# start of Dataset records

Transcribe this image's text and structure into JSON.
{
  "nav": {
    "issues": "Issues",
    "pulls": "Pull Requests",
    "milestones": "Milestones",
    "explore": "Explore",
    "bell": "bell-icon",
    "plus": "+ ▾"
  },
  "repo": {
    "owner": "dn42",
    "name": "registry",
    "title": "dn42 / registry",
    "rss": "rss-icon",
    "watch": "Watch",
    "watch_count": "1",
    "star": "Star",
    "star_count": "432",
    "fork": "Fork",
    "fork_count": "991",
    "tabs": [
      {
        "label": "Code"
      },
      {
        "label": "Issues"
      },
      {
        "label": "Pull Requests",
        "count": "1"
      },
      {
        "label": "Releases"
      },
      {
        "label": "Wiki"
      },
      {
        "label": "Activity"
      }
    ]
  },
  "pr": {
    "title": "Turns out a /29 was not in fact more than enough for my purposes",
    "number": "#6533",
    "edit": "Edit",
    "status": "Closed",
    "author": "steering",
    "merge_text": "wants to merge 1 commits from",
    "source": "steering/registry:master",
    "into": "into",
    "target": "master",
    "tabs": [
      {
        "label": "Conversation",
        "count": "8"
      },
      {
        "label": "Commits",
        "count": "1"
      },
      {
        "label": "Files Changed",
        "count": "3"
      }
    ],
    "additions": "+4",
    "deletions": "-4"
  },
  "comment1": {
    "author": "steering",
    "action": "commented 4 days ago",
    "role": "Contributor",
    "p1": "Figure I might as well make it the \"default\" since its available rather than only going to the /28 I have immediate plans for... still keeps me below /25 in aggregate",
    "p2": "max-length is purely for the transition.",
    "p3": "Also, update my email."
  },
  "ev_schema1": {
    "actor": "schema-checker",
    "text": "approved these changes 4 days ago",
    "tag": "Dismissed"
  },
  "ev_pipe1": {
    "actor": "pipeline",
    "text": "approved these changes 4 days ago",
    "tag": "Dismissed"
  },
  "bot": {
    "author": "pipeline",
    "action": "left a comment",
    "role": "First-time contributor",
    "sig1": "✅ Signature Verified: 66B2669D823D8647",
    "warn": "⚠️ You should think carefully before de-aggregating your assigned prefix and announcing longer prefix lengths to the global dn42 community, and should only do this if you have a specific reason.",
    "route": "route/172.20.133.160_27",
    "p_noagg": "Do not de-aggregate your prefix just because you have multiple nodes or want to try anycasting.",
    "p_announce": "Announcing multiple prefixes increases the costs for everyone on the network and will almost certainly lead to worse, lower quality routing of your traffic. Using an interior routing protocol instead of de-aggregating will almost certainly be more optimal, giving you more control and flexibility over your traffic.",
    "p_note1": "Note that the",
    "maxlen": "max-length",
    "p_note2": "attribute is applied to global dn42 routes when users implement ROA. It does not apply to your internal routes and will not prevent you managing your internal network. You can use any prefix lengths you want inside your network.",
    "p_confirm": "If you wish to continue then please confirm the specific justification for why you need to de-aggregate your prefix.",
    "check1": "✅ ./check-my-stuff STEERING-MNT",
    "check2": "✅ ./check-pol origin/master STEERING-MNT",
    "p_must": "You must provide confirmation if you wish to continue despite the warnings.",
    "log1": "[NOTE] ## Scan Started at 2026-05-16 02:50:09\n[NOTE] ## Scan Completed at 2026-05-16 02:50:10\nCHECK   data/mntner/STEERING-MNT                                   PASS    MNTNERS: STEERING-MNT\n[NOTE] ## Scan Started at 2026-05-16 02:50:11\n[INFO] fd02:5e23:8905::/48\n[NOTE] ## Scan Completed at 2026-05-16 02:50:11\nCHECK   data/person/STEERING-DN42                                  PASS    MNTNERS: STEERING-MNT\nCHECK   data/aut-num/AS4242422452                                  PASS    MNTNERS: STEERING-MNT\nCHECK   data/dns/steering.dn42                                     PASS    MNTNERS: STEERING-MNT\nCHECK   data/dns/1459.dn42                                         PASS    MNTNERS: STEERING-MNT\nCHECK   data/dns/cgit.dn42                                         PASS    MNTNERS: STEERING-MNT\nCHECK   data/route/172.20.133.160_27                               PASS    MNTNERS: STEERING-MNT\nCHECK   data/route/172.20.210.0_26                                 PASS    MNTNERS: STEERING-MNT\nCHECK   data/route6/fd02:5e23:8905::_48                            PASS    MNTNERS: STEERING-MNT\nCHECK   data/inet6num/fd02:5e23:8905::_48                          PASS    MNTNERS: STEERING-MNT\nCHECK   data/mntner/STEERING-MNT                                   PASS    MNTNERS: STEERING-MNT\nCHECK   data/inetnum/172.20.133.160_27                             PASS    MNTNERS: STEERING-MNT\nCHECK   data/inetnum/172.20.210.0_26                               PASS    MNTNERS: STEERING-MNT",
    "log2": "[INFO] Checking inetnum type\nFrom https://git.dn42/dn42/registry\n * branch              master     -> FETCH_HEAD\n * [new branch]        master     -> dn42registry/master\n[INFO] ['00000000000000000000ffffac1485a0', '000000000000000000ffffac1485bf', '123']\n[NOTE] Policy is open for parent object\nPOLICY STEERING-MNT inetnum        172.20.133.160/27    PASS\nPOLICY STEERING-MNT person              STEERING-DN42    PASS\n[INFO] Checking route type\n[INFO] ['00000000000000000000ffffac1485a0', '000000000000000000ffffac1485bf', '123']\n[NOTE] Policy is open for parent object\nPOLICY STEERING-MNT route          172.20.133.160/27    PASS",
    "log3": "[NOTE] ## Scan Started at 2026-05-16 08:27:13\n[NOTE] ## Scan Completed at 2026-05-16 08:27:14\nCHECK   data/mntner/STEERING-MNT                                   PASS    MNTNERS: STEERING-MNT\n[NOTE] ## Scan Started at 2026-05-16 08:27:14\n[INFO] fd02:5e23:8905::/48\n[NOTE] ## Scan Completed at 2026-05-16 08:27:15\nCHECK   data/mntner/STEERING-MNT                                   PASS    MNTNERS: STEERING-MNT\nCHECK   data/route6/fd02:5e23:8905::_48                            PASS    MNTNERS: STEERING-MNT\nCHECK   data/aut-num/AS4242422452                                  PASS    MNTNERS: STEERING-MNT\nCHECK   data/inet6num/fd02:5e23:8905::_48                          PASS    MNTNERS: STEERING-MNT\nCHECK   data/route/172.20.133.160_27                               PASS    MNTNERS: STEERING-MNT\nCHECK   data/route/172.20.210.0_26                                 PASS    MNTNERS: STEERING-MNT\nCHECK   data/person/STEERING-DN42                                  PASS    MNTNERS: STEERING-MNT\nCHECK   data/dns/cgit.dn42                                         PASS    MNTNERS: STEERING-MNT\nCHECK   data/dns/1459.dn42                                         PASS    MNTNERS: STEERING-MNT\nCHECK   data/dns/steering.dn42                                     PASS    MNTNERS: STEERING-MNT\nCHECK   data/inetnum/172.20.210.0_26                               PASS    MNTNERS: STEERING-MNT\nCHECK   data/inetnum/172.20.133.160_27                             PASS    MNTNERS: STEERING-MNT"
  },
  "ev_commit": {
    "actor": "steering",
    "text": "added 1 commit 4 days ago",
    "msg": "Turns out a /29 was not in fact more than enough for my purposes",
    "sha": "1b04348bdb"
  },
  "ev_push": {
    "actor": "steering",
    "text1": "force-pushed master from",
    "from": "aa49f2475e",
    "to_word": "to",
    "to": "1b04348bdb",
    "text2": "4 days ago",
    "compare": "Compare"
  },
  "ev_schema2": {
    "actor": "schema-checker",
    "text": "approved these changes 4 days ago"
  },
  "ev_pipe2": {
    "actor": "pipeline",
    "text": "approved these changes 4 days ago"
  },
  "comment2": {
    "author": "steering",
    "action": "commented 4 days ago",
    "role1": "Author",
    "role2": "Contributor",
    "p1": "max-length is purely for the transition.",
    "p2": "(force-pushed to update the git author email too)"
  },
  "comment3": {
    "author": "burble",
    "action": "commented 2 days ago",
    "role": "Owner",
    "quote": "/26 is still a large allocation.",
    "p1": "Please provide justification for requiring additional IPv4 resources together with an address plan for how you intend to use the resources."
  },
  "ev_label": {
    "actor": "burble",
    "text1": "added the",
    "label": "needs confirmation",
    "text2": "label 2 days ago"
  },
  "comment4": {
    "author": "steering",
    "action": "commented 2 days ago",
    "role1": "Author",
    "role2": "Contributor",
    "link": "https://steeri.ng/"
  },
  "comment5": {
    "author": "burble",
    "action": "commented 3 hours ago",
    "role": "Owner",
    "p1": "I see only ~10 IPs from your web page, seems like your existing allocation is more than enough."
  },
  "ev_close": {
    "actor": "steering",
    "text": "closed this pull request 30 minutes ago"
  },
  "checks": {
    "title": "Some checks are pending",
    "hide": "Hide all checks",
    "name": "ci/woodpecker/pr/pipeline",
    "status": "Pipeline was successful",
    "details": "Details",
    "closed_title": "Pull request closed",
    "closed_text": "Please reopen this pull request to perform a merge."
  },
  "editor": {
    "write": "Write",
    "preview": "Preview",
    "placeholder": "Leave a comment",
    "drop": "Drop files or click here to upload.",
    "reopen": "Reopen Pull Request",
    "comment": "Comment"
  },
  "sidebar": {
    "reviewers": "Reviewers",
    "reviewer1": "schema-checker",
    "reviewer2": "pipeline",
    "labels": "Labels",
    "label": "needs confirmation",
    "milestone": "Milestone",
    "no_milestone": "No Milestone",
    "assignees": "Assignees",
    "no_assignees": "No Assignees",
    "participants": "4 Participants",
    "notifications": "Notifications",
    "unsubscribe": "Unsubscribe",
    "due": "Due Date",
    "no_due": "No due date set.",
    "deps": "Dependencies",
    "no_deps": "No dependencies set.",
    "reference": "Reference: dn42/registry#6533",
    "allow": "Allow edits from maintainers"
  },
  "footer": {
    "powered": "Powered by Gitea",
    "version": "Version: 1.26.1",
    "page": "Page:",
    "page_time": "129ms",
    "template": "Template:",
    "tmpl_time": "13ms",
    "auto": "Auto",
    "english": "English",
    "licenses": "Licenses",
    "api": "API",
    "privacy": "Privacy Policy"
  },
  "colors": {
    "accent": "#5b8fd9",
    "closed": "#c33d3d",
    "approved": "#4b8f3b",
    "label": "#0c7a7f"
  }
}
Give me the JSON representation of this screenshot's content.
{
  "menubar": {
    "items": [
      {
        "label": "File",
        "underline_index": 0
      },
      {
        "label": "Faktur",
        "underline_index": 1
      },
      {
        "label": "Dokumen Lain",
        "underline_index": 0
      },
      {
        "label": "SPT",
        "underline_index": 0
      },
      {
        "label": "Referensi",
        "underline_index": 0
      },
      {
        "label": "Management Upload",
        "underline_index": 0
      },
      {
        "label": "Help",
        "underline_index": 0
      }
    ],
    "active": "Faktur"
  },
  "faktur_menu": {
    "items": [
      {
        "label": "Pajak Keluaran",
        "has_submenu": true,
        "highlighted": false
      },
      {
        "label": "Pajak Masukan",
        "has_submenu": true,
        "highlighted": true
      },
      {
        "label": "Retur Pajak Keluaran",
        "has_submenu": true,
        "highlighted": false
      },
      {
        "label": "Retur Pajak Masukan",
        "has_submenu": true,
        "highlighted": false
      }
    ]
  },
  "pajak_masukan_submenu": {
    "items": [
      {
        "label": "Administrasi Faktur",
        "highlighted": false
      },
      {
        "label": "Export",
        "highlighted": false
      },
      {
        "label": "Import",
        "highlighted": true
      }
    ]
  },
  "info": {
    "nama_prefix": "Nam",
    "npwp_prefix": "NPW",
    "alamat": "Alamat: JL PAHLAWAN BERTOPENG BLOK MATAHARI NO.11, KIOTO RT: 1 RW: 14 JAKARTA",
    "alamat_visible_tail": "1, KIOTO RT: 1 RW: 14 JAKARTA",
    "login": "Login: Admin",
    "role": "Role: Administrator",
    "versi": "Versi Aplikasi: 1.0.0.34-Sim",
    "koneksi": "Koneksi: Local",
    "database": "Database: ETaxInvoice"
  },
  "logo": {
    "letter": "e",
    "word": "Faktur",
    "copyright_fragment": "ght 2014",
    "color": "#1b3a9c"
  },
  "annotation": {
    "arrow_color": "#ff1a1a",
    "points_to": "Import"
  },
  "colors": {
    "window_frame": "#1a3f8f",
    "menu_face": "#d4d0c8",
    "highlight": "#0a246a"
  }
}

# end of Dataset records

■ Exercise task
Within the listing above, work out how many lines contain the string "fact", and reply with that number only.

■ Full output
2